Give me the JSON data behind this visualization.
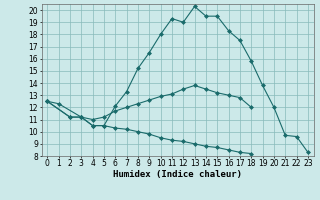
{
  "xlabel": "Humidex (Indice chaleur)",
  "background_color": "#cce9e9",
  "grid_color": "#88bbbb",
  "line_color": "#1a6b6b",
  "xdata": [
    0,
    1,
    2,
    3,
    4,
    5,
    6,
    7,
    8,
    9,
    10,
    11,
    12,
    13,
    14,
    15,
    16,
    17,
    18,
    19,
    20,
    21,
    22,
    23
  ],
  "series1": [
    12.5,
    12.3,
    null,
    11.2,
    10.5,
    10.5,
    12.1,
    13.3,
    15.2,
    16.5,
    18.0,
    19.3,
    19.0,
    20.3,
    19.5,
    19.5,
    18.3,
    17.5,
    15.8,
    13.8,
    12.0,
    9.7,
    9.6,
    8.3
  ],
  "series2": [
    12.5,
    null,
    11.2,
    11.2,
    11.0,
    11.2,
    11.7,
    12.0,
    12.3,
    12.6,
    12.9,
    13.1,
    13.5,
    13.8,
    13.5,
    13.2,
    13.0,
    12.8,
    12.0,
    null,
    null,
    null,
    null,
    null
  ],
  "series3": [
    12.5,
    null,
    11.2,
    11.2,
    10.5,
    10.5,
    10.3,
    10.2,
    10.0,
    9.8,
    9.5,
    9.3,
    9.2,
    9.0,
    8.8,
    8.7,
    8.5,
    8.3,
    8.2,
    null,
    null,
    null,
    null,
    null
  ],
  "xlim": [
    -0.5,
    23.5
  ],
  "ylim": [
    8,
    20.5
  ],
  "yticks": [
    8,
    9,
    10,
    11,
    12,
    13,
    14,
    15,
    16,
    17,
    18,
    19,
    20
  ],
  "xticks": [
    0,
    1,
    2,
    3,
    4,
    5,
    6,
    7,
    8,
    9,
    10,
    11,
    12,
    13,
    14,
    15,
    16,
    17,
    18,
    19,
    20,
    21,
    22,
    23
  ],
  "tick_fontsize": 5.5,
  "label_fontsize": 6.5
}
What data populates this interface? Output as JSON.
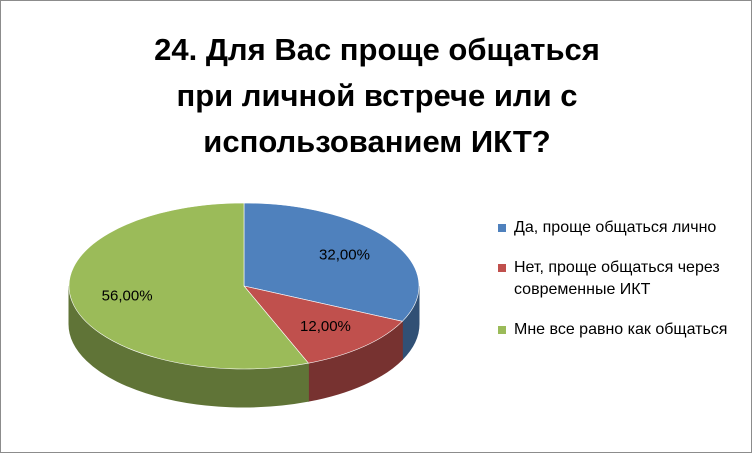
{
  "chart_data": {
    "type": "pie",
    "three_d": true,
    "title": "24. Для Вас проще общаться при личной встрече или с использованием ИКТ?",
    "categories": [
      "Да, проще общаться лично",
      "Нет, проще общаться через современные ИКТ",
      "Мне все равно как общаться"
    ],
    "values": [
      32,
      12,
      56
    ],
    "value_labels": [
      "32,00%",
      "12,00%",
      "56,00%"
    ],
    "colors": [
      "#4f81bd",
      "#c0504d",
      "#9bbb59"
    ],
    "legend": "right"
  }
}
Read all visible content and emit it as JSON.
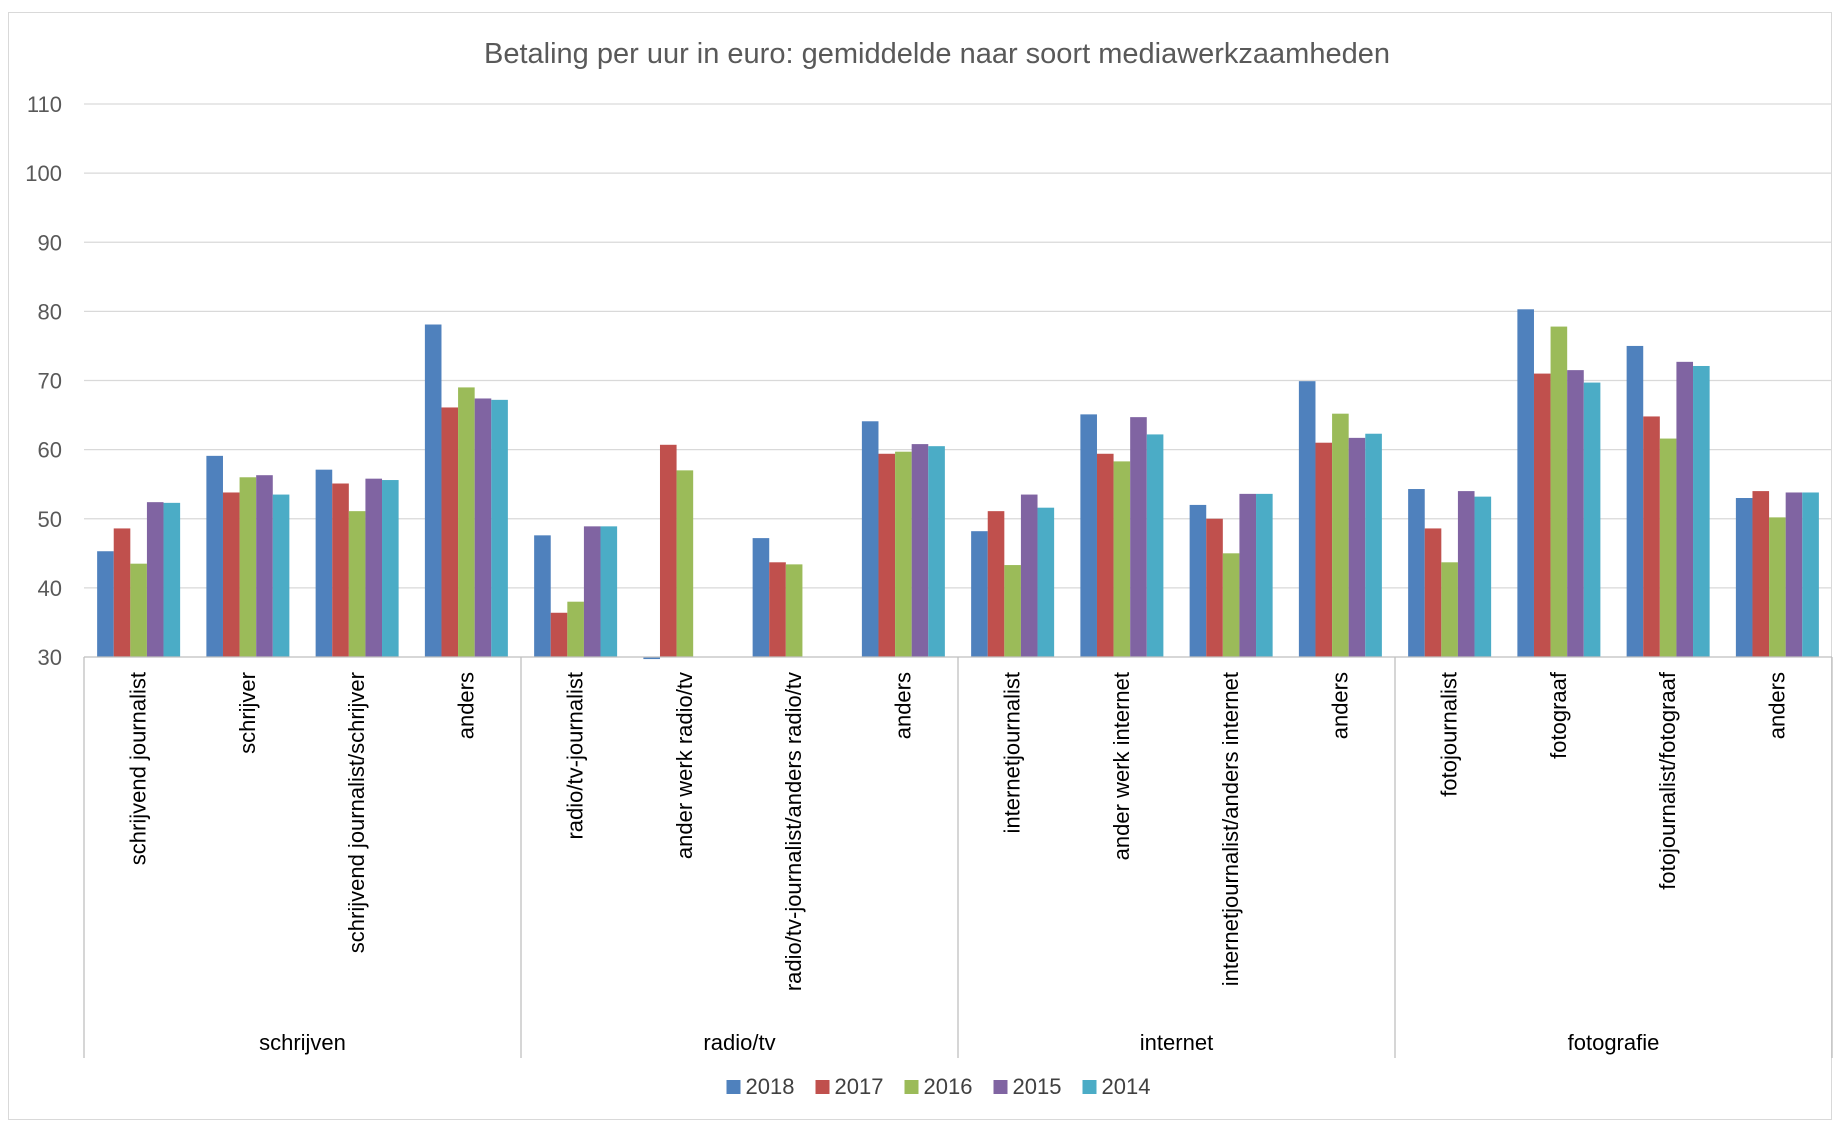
{
  "chart_data": {
    "type": "bar",
    "title": "Betaling per uur in euro: gemiddelde naar soort mediawerkzaamheden",
    "xlabel": "",
    "ylabel": "",
    "ylim": [
      30,
      110
    ],
    "yticks": [
      30,
      40,
      50,
      60,
      70,
      80,
      90,
      100,
      110
    ],
    "grid": true,
    "legend_position": "bottom",
    "groups": [
      {
        "label": "schrijven",
        "categories": [
          "schrijvend journalist",
          "schrijver",
          "schrijvend journalist/schrijver",
          "anders"
        ]
      },
      {
        "label": "radio/tv",
        "categories": [
          "radio/tv-journalist",
          "ander werk radio/tv",
          "radio/tv-journalist/anders radio/tv",
          "anders"
        ]
      },
      {
        "label": "internet",
        "categories": [
          "internetjournalist",
          "ander werk internet",
          "internetjournalist/anders internet",
          "anders"
        ]
      },
      {
        "label": "fotografie",
        "categories": [
          "fotojournalist",
          "fotograaf",
          "fotojournalist/fotograaf",
          "anders"
        ]
      }
    ],
    "series": [
      {
        "name": "2018",
        "color": "#4F81BD",
        "values": [
          45.3,
          59.1,
          57.1,
          78.1,
          47.6,
          29.7,
          47.2,
          64.1,
          48.2,
          65.1,
          52.0,
          69.9,
          54.3,
          80.3,
          75.0,
          53.0
        ]
      },
      {
        "name": "2017",
        "color": "#C0504D",
        "values": [
          48.6,
          53.8,
          55.1,
          66.1,
          36.4,
          60.7,
          43.7,
          59.4,
          51.1,
          59.4,
          50.0,
          61.0,
          48.6,
          71.0,
          64.8,
          54.0
        ]
      },
      {
        "name": "2016",
        "color": "#9BBB59",
        "values": [
          43.5,
          56.0,
          51.1,
          69.0,
          38.0,
          57.0,
          43.4,
          59.7,
          43.3,
          58.3,
          45.0,
          65.2,
          43.7,
          77.8,
          61.6,
          50.2
        ]
      },
      {
        "name": "2015",
        "color": "#8064A2",
        "values": [
          52.4,
          56.3,
          55.8,
          67.4,
          48.9,
          null,
          null,
          60.8,
          53.5,
          64.7,
          53.6,
          61.7,
          54.0,
          71.5,
          72.7,
          53.8
        ]
      },
      {
        "name": "2014",
        "color": "#4BACC6",
        "values": [
          52.3,
          53.5,
          55.6,
          67.2,
          48.9,
          null,
          null,
          60.5,
          51.6,
          62.2,
          53.6,
          62.3,
          53.2,
          69.7,
          72.1,
          53.8
        ]
      }
    ]
  }
}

▶ _CHALLENGE_: Transcribe the complete set of entries verbatim. No pictures belong in the copy.

▶ _REPLY_:
Give me the JSON data behind this visualization.
{
  "xlabel": "Humidex (Indice chaleur)",
  "background_color": "#cce9e9",
  "grid_color": "#88bbbb",
  "line_color": "#1a6b6b",
  "xdata": [
    0,
    1,
    2,
    3,
    4,
    5,
    6,
    7,
    8,
    9,
    10,
    11,
    12,
    13,
    14,
    15,
    16,
    17,
    18,
    19,
    20,
    21,
    22,
    23
  ],
  "series1": [
    12.5,
    12.3,
    null,
    11.2,
    10.5,
    10.5,
    12.1,
    13.3,
    15.2,
    16.5,
    18.0,
    19.3,
    19.0,
    20.3,
    19.5,
    19.5,
    18.3,
    17.5,
    15.8,
    13.8,
    12.0,
    9.7,
    9.6,
    8.3
  ],
  "series2": [
    12.5,
    null,
    11.2,
    11.2,
    11.0,
    11.2,
    11.7,
    12.0,
    12.3,
    12.6,
    12.9,
    13.1,
    13.5,
    13.8,
    13.5,
    13.2,
    13.0,
    12.8,
    12.0,
    null,
    null,
    null,
    null,
    null
  ],
  "series3": [
    12.5,
    null,
    11.2,
    11.2,
    10.5,
    10.5,
    10.3,
    10.2,
    10.0,
    9.8,
    9.5,
    9.3,
    9.2,
    9.0,
    8.8,
    8.7,
    8.5,
    8.3,
    8.2,
    null,
    null,
    null,
    null,
    null
  ],
  "xlim": [
    -0.5,
    23.5
  ],
  "ylim": [
    8,
    20.5
  ],
  "yticks": [
    8,
    9,
    10,
    11,
    12,
    13,
    14,
    15,
    16,
    17,
    18,
    19,
    20
  ],
  "xticks": [
    0,
    1,
    2,
    3,
    4,
    5,
    6,
    7,
    8,
    9,
    10,
    11,
    12,
    13,
    14,
    15,
    16,
    17,
    18,
    19,
    20,
    21,
    22,
    23
  ],
  "tick_fontsize": 5.5,
  "label_fontsize": 6.5
}
What data populates this interface? Output as JSON.
{
  "chart_data": {
    "type": "pie",
    "three_d": true,
    "title": "24. Для Вас проще общаться при личной встрече или с использованием ИКТ?",
    "categories": [
      "Да, проще общаться лично",
      "Нет, проще общаться через современные ИКТ",
      "Мне все равно как общаться"
    ],
    "values": [
      32,
      12,
      56
    ],
    "value_labels": [
      "32,00%",
      "12,00%",
      "56,00%"
    ],
    "colors": [
      "#4f81bd",
      "#c0504d",
      "#9bbb59"
    ],
    "legend": "right"
  }
}
Read all visible content and emit it as JSON.
{
  "chart_data": {
    "type": "bar",
    "title": "Betaling per uur in euro: gemiddelde naar soort mediawerkzaamheden",
    "xlabel": "",
    "ylabel": "",
    "ylim": [
      30,
      110
    ],
    "yticks": [
      30,
      40,
      50,
      60,
      70,
      80,
      90,
      100,
      110
    ],
    "grid": true,
    "legend_position": "bottom",
    "groups": [
      {
        "label": "schrijven",
        "categories": [
          "schrijvend journalist",
          "schrijver",
          "schrijvend journalist/schrijver",
          "anders"
        ]
      },
      {
        "label": "radio/tv",
        "categories": [
          "radio/tv-journalist",
          "ander werk radio/tv",
          "radio/tv-journalist/anders radio/tv",
          "anders"
        ]
      },
      {
        "label": "internet",
        "categories": [
          "internetjournalist",
          "ander werk internet",
          "internetjournalist/anders internet",
          "anders"
        ]
      },
      {
        "label": "fotografie",
        "categories": [
          "fotojournalist",
          "fotograaf",
          "fotojournalist/fotograaf",
          "anders"
        ]
      }
    ],
    "series": [
      {
        "name": "2018",
        "color": "#4F81BD",
        "values": [
          45.3,
          59.1,
          57.1,
          78.1,
          47.6,
          29.7,
          47.2,
          64.1,
          48.2,
          65.1,
          52.0,
          69.9,
          54.3,
          80.3,
          75.0,
          53.0
        ]
      },
      {
        "name": "2017",
        "color": "#C0504D",
        "values": [
          48.6,
          53.8,
          55.1,
          66.1,
          36.4,
          60.7,
          43.7,
          59.4,
          51.1,
          59.4,
          50.0,
          61.0,
          48.6,
          71.0,
          64.8,
          54.0
        ]
      },
      {
        "name": "2016",
        "color": "#9BBB59",
        "values": [
          43.5,
          56.0,
          51.1,
          69.0,
          38.0,
          57.0,
          43.4,
          59.7,
          43.3,
          58.3,
          45.0,
          65.2,
          43.7,
          77.8,
          61.6,
          50.2
        ]
      },
      {
        "name": "2015",
        "color": "#8064A2",
        "values": [
          52.4,
          56.3,
          55.8,
          67.4,
          48.9,
          null,
          null,
          60.8,
          53.5,
          64.7,
          53.6,
          61.7,
          54.0,
          71.5,
          72.7,
          53.8
        ]
      },
      {
        "name": "2014",
        "color": "#4BACC6",
        "values": [
          52.3,
          53.5,
          55.6,
          67.2,
          48.9,
          null,
          null,
          60.5,
          51.6,
          62.2,
          53.6,
          62.3,
          53.2,
          69.7,
          72.1,
          53.8
        ]
      }
    ]
  }
}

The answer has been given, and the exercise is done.